# [RECORDS TO USE]
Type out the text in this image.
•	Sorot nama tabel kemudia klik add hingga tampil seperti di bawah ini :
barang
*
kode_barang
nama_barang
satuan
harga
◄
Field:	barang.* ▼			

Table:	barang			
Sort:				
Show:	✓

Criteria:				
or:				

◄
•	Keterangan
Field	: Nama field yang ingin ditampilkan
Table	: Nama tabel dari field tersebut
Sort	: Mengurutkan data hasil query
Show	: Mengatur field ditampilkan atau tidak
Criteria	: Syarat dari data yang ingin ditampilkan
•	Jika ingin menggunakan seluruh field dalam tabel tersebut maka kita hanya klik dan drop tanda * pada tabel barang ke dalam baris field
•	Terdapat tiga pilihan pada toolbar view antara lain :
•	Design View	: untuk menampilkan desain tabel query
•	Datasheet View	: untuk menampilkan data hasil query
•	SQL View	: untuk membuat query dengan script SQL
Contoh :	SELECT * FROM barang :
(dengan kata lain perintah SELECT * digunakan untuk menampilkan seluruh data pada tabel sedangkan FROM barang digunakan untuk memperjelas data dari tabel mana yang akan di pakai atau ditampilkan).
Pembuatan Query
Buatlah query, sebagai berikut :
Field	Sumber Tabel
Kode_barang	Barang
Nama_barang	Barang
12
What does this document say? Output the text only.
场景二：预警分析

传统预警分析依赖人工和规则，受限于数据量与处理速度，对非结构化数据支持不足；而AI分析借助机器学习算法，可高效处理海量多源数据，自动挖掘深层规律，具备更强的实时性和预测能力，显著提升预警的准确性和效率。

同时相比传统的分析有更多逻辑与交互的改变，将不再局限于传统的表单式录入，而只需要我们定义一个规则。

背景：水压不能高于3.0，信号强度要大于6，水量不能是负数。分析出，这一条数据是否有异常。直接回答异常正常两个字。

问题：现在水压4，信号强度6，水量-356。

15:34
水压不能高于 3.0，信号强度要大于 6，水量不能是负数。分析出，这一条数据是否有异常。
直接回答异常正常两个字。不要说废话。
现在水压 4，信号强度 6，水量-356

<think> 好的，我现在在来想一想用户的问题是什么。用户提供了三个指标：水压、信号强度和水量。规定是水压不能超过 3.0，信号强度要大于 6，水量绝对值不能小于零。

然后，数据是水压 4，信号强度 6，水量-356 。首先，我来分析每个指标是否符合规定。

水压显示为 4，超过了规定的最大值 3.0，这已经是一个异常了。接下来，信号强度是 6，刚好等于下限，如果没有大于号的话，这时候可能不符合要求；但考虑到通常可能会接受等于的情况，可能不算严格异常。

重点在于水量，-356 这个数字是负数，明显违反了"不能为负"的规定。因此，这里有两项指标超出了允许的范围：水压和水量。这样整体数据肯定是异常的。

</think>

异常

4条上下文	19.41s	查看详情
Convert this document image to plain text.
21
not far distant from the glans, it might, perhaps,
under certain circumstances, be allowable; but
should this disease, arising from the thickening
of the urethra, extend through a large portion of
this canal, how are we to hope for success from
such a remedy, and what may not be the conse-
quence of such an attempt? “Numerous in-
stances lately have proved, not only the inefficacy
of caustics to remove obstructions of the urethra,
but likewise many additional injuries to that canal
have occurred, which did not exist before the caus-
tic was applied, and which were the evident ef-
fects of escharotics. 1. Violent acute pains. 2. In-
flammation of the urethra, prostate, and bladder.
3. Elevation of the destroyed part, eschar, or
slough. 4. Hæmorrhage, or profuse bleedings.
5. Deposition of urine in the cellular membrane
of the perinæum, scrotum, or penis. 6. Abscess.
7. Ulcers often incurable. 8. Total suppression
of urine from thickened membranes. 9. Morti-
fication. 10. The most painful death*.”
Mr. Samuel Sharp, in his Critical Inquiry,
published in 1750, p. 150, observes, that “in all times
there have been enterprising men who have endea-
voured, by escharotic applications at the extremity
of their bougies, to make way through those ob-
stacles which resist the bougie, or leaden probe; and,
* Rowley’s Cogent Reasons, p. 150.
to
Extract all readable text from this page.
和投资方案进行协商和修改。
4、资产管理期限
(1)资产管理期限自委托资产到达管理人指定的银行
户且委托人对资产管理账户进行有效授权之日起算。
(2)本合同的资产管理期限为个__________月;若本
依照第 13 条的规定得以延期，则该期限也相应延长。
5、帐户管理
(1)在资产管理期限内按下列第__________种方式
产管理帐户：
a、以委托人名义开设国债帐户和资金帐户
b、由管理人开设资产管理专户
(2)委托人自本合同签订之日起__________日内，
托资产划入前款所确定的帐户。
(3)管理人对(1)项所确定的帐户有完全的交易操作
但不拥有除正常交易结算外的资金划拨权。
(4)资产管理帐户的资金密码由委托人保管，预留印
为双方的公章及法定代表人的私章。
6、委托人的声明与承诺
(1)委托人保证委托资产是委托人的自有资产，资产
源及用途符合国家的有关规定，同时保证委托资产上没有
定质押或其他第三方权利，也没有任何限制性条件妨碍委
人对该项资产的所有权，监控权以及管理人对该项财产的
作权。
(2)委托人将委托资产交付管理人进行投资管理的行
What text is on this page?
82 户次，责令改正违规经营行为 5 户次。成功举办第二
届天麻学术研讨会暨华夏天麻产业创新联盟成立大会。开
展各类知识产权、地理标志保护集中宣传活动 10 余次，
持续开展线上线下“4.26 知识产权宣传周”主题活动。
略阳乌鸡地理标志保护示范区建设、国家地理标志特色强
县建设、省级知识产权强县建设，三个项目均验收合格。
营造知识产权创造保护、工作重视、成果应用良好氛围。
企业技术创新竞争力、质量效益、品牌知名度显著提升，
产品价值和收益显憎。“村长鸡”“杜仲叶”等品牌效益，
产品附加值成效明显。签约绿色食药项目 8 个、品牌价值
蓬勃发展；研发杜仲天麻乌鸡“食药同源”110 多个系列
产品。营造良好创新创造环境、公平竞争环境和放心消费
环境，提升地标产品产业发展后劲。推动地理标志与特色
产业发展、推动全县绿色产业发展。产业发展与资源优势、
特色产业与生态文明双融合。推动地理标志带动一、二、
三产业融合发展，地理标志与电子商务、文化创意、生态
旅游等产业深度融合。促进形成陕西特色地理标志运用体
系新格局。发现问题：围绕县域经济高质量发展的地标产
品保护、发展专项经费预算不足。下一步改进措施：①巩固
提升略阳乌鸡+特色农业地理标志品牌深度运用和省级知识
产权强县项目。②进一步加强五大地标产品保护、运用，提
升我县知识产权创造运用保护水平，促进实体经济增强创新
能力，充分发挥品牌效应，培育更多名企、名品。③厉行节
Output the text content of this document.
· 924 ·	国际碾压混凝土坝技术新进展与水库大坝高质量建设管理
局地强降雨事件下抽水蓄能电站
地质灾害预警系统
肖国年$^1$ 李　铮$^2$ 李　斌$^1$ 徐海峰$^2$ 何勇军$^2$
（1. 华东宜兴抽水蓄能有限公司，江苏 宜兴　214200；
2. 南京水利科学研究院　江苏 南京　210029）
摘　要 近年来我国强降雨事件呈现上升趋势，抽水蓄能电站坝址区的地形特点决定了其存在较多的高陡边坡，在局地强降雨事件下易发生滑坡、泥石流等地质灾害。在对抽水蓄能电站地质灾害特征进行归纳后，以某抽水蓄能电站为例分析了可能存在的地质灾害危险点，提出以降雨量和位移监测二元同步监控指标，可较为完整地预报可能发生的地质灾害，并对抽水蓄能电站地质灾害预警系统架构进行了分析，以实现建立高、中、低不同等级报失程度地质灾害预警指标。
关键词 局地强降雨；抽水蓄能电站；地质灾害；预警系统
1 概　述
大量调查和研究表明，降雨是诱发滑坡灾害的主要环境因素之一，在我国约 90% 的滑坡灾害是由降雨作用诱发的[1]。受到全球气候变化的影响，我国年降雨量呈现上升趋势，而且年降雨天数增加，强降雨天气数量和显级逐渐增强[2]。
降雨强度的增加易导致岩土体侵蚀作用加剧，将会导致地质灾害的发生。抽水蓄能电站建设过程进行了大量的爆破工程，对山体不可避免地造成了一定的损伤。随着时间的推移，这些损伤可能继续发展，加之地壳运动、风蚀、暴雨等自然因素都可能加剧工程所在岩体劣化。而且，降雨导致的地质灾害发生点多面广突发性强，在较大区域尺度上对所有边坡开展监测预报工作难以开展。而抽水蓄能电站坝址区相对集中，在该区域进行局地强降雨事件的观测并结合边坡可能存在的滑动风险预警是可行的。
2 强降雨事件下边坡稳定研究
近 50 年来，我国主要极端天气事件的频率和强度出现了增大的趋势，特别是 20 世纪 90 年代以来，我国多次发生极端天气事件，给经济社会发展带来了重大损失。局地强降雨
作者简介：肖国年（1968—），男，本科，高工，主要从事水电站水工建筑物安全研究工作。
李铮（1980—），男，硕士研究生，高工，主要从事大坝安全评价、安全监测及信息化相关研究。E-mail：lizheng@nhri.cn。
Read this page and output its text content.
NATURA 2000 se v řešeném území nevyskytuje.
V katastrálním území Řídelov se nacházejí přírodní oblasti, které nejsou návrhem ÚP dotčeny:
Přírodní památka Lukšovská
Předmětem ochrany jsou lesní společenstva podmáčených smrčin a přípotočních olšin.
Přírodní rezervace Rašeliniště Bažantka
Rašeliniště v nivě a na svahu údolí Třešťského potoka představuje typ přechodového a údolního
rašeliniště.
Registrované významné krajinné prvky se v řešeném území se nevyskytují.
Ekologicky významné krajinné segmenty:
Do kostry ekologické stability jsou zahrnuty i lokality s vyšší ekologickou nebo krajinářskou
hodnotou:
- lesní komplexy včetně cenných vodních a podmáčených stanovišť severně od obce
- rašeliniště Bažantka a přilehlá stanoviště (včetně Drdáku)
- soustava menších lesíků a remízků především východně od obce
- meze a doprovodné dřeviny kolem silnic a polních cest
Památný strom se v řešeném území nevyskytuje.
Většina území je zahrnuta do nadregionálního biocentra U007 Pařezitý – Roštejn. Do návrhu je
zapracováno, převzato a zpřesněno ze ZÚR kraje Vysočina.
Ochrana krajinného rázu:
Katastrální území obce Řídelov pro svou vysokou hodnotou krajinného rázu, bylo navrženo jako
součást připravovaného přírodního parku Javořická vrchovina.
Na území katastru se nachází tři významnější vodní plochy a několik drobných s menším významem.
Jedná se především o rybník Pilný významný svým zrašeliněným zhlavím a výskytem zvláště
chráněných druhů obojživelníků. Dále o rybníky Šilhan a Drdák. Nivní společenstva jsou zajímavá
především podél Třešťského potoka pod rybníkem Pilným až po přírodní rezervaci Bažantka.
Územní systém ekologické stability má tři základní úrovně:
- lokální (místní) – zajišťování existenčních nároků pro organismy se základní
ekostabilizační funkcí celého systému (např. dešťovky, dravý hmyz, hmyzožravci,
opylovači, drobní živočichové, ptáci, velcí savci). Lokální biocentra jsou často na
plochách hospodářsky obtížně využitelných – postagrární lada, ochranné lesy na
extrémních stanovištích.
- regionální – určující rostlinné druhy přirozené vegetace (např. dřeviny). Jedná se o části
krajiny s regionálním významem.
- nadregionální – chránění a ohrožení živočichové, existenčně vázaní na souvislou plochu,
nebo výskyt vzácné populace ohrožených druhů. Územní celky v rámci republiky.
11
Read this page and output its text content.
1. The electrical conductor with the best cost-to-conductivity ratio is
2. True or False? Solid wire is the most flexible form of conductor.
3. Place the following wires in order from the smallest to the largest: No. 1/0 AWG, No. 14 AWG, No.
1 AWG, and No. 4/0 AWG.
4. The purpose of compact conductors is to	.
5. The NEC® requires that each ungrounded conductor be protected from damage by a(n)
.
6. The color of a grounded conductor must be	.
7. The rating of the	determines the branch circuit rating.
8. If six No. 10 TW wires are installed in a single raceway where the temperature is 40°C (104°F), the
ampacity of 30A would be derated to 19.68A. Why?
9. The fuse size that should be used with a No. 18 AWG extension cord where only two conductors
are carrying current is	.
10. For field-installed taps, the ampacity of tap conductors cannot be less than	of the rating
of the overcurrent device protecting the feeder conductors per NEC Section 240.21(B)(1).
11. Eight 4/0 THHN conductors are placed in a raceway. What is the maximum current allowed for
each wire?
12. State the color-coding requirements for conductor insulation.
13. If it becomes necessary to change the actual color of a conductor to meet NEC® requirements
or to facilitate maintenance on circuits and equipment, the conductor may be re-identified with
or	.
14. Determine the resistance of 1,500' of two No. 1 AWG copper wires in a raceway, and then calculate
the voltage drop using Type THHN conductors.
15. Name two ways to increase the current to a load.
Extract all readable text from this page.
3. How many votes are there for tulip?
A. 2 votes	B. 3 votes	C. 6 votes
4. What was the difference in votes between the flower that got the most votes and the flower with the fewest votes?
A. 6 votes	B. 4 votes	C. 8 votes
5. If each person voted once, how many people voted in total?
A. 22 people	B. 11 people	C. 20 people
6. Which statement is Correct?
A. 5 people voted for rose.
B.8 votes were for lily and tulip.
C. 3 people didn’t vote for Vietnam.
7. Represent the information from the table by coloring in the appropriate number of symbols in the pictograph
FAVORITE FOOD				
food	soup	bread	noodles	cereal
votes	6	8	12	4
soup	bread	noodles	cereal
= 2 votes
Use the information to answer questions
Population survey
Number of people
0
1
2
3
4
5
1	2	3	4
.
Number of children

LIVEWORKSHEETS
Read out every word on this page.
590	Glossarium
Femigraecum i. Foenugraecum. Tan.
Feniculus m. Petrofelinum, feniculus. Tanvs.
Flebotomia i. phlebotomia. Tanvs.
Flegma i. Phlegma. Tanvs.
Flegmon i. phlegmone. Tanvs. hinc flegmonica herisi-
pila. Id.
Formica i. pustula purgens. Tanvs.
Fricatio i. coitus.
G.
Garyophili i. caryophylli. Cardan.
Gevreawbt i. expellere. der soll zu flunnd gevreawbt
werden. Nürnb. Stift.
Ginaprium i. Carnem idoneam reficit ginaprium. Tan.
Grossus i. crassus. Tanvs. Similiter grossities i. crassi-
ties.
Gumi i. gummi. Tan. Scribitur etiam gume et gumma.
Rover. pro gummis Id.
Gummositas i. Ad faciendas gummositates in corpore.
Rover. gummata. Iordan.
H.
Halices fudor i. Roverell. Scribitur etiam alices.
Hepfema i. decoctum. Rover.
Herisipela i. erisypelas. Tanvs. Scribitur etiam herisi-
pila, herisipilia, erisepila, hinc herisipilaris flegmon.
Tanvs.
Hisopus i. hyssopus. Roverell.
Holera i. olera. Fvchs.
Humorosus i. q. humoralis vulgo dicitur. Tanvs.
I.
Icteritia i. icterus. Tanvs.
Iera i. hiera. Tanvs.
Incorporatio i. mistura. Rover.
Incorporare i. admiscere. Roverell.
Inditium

# [OBJECTIVE]
In the records above, how many lines hold the string "Bažantka"? Reply with only the number.

# [TASK ANSWER]
3